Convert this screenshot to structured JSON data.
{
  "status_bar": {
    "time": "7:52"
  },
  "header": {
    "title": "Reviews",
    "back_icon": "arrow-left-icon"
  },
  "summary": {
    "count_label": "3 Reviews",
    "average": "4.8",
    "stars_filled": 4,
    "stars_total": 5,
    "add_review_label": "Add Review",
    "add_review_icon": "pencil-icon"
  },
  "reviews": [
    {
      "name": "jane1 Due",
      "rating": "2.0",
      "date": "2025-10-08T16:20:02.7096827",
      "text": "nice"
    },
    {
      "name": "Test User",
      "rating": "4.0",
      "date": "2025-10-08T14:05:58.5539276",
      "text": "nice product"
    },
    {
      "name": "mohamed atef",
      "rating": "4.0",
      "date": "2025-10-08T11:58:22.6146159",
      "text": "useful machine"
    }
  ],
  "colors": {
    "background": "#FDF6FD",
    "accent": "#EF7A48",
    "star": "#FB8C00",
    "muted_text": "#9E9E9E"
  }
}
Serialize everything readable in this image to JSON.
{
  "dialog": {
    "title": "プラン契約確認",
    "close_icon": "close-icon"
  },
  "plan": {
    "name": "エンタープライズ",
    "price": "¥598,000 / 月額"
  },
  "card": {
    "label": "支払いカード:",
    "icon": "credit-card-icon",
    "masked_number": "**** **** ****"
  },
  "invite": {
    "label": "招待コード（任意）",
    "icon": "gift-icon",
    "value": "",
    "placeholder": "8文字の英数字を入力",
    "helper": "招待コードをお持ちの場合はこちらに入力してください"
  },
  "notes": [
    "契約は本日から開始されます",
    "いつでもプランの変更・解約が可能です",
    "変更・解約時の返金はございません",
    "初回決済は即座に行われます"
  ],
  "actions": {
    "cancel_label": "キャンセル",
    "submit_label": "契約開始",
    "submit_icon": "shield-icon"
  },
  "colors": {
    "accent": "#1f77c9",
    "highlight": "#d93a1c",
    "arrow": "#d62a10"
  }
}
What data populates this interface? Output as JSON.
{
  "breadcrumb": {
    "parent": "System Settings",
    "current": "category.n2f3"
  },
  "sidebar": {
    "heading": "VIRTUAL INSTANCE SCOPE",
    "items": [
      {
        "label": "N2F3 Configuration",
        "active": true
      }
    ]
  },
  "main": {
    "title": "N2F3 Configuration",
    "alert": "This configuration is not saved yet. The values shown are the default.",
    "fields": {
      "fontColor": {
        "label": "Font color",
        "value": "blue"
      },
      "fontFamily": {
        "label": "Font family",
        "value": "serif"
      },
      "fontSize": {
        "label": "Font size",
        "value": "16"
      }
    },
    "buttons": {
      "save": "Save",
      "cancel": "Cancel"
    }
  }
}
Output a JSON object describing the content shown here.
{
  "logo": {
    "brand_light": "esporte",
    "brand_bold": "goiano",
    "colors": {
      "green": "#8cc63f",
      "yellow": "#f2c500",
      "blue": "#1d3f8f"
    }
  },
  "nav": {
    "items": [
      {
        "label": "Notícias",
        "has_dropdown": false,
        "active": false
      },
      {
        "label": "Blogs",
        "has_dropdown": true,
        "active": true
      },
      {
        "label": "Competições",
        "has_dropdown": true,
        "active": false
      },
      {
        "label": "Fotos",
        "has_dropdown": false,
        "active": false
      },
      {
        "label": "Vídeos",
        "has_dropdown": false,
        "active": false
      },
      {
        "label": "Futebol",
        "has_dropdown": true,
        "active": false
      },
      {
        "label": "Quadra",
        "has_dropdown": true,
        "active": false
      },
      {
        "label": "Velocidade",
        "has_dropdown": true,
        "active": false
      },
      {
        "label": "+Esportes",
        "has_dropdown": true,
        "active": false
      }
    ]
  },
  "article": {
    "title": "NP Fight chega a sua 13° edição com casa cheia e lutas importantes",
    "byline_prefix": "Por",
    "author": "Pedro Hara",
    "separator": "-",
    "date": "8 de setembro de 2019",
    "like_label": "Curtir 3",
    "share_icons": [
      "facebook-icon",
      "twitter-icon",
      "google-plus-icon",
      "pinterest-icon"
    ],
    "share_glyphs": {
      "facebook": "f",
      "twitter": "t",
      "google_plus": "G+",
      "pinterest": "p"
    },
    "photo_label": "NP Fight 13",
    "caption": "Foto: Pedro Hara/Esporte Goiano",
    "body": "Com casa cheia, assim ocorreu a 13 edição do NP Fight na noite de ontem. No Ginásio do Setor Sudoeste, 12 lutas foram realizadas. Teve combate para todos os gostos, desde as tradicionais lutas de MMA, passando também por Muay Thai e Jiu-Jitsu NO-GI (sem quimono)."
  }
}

Stated problem:
Show each line holding the word "Pedro".

Task response:
    "author": "Pedro Hara",
    "caption": "Foto: Pedro Hara/Esporte Goiano",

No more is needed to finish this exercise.